Objective:
Take every line from the listing below that contains "단계입니다".

____

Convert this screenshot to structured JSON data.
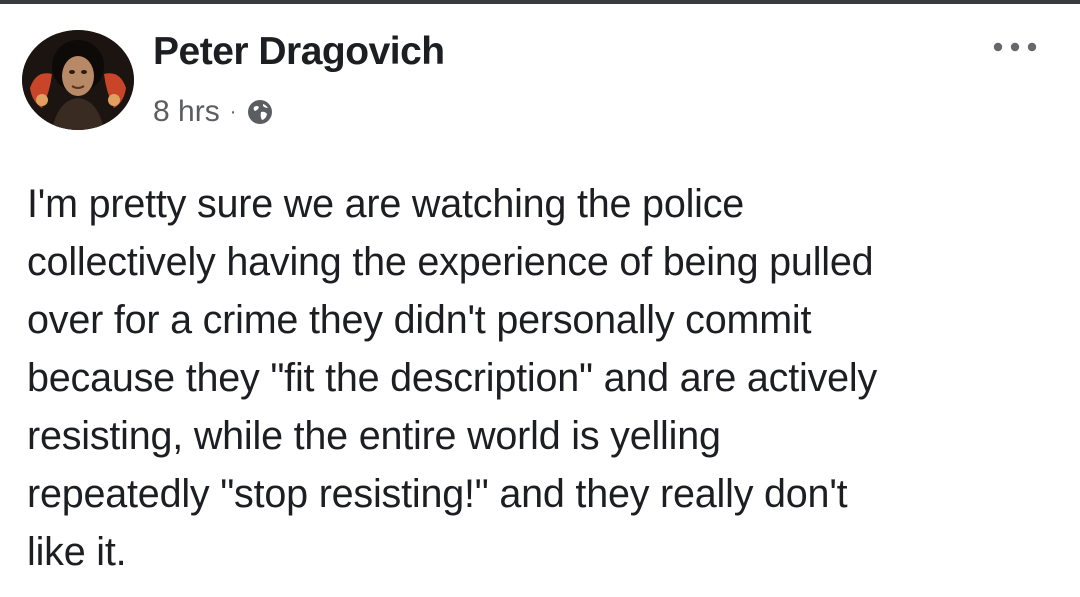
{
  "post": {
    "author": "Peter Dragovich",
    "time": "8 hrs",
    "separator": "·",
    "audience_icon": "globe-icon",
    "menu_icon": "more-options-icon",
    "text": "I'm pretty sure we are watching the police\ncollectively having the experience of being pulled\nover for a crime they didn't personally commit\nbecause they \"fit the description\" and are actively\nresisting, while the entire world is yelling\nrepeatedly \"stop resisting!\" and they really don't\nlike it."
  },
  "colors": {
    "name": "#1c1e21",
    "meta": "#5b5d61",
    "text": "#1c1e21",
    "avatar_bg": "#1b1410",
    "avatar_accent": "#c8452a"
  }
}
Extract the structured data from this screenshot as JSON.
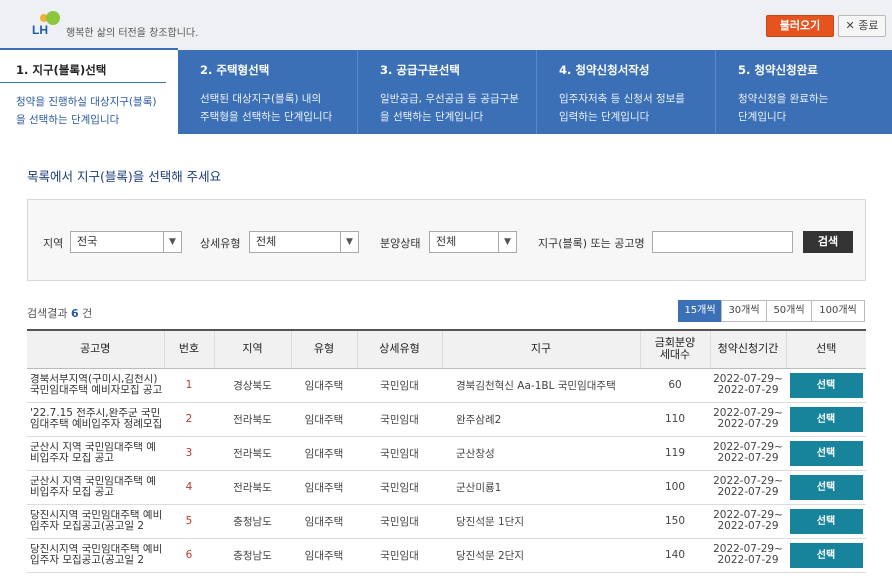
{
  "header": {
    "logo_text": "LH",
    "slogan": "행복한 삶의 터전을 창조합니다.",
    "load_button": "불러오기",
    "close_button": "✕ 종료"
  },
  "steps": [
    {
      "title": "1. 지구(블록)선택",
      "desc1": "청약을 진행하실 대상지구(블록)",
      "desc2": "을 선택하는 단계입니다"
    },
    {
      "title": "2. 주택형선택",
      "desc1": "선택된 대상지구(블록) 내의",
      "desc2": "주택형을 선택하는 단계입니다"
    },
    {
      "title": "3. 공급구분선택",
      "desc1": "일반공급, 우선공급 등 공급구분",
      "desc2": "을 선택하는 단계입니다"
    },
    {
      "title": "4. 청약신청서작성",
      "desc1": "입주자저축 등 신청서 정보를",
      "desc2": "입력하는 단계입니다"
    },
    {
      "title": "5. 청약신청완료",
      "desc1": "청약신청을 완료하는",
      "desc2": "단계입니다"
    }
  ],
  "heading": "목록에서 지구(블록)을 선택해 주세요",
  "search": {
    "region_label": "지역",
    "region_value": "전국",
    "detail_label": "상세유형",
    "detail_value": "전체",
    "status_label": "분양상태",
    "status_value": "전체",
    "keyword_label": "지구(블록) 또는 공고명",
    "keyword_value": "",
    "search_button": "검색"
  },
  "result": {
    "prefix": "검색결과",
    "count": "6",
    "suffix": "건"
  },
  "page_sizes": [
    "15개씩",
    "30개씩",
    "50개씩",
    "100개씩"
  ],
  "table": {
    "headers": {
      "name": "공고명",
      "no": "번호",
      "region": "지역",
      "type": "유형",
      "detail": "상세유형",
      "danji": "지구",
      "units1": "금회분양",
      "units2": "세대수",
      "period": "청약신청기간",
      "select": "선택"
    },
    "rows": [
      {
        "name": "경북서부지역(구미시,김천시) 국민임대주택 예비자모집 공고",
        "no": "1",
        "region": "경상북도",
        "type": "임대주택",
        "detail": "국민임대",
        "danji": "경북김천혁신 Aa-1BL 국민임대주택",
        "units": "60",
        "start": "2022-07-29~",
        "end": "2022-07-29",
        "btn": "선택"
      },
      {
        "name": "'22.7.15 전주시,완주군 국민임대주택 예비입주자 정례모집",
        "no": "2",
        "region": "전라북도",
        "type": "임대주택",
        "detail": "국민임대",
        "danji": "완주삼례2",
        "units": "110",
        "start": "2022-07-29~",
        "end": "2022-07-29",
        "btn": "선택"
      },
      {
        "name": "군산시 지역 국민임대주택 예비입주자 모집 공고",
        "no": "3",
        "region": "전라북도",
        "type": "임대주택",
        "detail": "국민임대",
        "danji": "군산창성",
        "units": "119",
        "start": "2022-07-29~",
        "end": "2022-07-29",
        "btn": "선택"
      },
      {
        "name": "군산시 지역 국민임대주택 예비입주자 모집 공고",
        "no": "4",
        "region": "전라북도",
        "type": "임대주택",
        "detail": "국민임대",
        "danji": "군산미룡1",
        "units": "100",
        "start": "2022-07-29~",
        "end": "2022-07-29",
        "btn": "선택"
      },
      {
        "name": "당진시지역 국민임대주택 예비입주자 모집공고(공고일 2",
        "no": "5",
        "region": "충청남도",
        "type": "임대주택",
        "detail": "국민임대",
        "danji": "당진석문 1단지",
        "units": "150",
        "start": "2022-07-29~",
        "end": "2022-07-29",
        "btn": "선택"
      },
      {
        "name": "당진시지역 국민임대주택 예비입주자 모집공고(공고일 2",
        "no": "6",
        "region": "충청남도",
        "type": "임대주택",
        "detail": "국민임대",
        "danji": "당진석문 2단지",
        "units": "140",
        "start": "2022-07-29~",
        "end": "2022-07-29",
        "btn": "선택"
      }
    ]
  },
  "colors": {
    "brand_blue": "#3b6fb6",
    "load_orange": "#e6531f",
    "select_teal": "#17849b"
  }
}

____

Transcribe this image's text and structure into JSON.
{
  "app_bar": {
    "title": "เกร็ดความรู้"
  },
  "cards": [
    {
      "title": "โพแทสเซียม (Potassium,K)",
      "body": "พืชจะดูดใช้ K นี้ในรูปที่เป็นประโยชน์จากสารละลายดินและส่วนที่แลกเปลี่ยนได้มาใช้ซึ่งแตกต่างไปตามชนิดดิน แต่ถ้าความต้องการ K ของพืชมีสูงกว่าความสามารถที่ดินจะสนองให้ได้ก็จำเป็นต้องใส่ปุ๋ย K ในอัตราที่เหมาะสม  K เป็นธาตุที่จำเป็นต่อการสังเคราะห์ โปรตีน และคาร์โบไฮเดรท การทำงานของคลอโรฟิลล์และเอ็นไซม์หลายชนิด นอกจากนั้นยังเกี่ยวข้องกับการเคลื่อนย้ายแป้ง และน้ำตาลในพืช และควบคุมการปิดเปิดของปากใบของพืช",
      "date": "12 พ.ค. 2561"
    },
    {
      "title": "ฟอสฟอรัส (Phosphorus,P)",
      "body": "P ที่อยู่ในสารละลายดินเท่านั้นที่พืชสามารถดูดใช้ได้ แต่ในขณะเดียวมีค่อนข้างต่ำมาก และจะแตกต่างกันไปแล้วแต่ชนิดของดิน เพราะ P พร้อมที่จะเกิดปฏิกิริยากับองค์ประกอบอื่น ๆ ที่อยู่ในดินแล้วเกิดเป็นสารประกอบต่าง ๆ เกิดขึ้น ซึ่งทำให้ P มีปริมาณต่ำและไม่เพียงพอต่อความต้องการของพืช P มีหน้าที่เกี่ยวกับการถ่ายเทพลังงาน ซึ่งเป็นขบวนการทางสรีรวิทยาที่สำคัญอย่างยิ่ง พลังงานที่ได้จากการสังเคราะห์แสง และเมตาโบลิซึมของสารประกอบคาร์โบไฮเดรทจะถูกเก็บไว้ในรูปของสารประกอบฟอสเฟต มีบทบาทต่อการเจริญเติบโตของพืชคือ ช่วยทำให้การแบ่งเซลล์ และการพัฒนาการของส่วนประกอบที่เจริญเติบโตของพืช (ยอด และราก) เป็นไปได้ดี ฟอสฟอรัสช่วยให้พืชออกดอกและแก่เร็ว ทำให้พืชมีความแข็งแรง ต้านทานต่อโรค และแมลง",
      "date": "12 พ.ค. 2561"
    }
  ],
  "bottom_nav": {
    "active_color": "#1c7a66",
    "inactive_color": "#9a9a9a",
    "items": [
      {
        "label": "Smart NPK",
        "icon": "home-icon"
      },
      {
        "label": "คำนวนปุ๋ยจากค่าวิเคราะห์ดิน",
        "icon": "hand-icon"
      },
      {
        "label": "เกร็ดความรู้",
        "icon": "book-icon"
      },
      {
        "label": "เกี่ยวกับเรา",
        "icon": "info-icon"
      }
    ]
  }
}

____

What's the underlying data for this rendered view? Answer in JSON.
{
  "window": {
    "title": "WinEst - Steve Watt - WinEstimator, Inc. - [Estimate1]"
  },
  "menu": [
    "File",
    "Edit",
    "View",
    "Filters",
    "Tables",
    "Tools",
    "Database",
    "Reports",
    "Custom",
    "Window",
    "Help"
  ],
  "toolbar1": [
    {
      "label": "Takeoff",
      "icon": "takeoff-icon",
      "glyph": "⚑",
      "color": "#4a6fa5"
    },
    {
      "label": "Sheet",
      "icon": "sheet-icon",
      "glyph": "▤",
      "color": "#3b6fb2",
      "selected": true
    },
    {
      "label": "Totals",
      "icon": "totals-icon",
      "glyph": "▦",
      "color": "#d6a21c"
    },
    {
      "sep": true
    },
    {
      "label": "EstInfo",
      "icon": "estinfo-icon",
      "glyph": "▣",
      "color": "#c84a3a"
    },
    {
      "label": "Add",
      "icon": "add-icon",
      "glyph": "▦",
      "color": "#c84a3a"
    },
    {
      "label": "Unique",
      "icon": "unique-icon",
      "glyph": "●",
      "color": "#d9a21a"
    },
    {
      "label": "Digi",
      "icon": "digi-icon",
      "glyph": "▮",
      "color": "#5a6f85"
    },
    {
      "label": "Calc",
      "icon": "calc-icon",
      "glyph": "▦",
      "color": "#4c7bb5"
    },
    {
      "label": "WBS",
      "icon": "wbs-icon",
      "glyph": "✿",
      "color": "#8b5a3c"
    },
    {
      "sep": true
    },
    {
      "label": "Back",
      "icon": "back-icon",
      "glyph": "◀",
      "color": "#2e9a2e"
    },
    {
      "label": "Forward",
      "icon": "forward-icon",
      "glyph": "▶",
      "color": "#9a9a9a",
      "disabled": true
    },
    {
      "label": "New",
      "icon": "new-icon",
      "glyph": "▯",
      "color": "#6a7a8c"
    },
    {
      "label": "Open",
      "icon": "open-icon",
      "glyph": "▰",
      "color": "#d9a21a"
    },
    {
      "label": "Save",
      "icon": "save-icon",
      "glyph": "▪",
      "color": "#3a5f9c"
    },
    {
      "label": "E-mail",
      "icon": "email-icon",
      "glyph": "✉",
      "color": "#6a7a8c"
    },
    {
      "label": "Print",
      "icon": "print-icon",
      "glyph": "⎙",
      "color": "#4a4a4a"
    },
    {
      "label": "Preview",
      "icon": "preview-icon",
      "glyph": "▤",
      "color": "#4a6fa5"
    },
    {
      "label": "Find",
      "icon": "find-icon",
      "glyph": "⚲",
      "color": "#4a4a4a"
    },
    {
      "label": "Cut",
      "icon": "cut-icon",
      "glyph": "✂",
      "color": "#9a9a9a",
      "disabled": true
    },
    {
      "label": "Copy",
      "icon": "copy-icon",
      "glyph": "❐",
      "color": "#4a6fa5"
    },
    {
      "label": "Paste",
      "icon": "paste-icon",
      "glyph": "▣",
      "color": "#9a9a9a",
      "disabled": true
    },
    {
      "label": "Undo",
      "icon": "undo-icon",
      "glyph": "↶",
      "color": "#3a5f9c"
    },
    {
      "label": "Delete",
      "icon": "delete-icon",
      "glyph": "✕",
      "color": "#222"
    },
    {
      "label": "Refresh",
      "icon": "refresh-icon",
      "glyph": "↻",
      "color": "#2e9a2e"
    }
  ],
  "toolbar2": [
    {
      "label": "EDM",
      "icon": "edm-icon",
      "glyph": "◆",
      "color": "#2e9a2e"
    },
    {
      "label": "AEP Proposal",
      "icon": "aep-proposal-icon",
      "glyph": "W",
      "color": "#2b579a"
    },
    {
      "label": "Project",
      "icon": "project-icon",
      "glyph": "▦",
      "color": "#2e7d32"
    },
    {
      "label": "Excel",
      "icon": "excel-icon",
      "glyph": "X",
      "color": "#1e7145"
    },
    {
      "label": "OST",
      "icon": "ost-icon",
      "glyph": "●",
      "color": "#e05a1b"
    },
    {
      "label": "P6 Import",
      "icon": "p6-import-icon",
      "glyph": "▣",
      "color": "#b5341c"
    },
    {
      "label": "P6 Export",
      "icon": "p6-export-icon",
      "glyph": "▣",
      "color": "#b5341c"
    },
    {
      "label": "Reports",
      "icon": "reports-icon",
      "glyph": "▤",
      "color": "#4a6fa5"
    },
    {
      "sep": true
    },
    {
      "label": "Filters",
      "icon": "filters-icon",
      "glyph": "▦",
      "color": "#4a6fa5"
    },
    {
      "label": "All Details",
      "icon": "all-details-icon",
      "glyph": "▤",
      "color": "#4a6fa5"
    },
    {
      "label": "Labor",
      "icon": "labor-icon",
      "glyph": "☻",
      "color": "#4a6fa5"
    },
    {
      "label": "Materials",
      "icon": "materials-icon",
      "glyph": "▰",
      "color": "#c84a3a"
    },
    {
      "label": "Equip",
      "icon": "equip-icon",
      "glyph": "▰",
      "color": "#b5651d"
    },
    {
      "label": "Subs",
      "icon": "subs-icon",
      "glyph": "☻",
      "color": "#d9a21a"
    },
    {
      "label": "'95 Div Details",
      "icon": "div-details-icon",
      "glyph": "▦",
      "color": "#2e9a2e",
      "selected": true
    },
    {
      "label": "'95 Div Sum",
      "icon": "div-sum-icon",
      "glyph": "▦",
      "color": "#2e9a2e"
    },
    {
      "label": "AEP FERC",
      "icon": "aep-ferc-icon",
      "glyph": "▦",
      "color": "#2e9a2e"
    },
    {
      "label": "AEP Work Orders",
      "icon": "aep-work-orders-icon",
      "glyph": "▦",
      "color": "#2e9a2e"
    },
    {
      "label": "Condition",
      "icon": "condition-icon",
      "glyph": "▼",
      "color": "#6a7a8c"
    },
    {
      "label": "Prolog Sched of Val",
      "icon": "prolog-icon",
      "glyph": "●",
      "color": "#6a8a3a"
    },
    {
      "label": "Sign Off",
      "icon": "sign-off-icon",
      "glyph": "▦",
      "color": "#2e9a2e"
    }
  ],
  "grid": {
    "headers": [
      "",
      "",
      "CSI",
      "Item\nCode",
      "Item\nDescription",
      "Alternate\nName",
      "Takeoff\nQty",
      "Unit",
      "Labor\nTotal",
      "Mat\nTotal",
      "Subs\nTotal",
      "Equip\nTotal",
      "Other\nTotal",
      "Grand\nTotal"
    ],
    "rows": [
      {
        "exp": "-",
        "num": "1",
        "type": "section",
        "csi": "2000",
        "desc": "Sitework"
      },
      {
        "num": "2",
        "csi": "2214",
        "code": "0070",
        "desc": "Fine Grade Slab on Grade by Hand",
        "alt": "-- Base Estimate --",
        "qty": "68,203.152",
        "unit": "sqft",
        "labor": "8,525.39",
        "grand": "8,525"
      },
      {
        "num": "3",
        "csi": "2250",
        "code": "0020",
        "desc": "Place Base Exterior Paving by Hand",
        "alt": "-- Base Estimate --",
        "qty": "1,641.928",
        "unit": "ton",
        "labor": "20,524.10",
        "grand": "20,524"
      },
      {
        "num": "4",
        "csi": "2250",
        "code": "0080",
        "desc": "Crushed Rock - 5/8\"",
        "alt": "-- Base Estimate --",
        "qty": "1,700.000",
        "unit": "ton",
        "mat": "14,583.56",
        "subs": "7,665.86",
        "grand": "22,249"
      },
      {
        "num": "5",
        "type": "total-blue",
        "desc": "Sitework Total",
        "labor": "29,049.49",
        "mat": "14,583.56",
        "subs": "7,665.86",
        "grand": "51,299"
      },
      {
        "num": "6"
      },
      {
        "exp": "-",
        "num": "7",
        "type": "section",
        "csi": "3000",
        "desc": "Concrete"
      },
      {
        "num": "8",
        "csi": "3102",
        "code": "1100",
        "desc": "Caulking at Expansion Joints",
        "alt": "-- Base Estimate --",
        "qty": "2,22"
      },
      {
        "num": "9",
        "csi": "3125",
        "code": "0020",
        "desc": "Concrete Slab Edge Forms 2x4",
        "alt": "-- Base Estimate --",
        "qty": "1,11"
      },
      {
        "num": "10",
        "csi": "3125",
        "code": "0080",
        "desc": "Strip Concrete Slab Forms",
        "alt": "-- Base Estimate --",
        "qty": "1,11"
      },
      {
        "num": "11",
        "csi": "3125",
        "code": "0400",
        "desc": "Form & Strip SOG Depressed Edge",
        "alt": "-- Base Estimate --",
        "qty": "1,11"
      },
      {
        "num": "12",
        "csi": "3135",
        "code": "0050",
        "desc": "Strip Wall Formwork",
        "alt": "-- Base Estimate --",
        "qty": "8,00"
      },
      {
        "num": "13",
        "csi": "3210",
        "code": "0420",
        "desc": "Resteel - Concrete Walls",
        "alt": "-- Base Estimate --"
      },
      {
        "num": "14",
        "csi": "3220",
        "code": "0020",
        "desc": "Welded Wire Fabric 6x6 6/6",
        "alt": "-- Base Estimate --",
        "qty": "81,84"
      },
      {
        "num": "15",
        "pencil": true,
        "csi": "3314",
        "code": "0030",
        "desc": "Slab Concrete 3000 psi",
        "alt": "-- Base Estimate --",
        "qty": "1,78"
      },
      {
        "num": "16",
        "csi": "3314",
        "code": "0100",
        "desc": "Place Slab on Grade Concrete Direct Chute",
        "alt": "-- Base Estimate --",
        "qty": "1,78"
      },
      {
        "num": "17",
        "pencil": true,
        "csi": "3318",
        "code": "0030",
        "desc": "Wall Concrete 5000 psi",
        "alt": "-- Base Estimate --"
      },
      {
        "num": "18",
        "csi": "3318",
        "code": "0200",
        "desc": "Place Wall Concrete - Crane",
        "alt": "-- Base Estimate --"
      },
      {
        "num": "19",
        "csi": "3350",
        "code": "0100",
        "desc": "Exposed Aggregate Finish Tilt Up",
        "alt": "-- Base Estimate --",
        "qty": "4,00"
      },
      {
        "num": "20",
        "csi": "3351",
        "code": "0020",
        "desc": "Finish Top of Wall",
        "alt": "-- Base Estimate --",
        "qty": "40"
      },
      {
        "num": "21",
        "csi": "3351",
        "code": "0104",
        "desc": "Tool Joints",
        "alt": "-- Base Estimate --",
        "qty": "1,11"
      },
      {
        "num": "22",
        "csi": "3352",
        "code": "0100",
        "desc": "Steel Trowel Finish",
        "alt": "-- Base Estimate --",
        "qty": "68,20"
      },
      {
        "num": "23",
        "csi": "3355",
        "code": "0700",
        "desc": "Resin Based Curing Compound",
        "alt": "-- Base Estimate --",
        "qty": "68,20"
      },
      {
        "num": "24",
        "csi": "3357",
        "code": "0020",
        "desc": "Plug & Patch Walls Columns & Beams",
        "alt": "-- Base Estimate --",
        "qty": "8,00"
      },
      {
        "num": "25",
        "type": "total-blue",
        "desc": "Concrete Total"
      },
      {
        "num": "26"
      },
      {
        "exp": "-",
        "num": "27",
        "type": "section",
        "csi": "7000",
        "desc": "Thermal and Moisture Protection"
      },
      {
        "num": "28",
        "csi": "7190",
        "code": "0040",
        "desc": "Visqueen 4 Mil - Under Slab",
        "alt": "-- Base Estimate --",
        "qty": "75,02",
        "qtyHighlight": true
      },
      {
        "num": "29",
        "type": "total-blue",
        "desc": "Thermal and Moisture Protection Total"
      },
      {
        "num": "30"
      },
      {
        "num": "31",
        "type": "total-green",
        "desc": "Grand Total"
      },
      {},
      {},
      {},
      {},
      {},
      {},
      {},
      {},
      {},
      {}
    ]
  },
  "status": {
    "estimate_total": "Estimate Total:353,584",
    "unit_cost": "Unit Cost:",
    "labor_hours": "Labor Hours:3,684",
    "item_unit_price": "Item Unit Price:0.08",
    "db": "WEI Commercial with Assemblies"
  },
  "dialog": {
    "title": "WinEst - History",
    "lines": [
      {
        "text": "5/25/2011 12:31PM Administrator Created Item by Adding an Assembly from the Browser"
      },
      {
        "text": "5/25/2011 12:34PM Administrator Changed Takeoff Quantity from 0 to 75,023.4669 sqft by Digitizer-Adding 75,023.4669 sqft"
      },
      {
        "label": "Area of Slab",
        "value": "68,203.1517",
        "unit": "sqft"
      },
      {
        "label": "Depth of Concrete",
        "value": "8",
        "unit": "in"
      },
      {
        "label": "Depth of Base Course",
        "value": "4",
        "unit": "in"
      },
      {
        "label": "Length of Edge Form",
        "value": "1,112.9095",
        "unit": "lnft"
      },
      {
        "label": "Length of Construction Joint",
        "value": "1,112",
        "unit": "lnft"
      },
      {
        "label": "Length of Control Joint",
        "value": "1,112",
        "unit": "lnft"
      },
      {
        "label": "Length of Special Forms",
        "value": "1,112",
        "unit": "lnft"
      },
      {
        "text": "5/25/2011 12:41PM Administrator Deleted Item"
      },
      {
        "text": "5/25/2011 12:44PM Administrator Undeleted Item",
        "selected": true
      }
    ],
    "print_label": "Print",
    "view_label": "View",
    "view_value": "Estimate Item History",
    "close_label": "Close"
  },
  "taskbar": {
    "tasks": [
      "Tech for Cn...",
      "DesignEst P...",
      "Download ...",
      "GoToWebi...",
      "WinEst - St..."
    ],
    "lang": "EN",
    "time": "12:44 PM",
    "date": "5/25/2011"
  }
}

____

Finished task:
      "desc2": "을 선택하는 단계입니다"
      "desc2": "주택형을 선택하는 단계입니다"
      "desc2": "을 선택하는 단계입니다"
      "desc2": "입력하는 단계입니다"
      "desc2": "단계입니다"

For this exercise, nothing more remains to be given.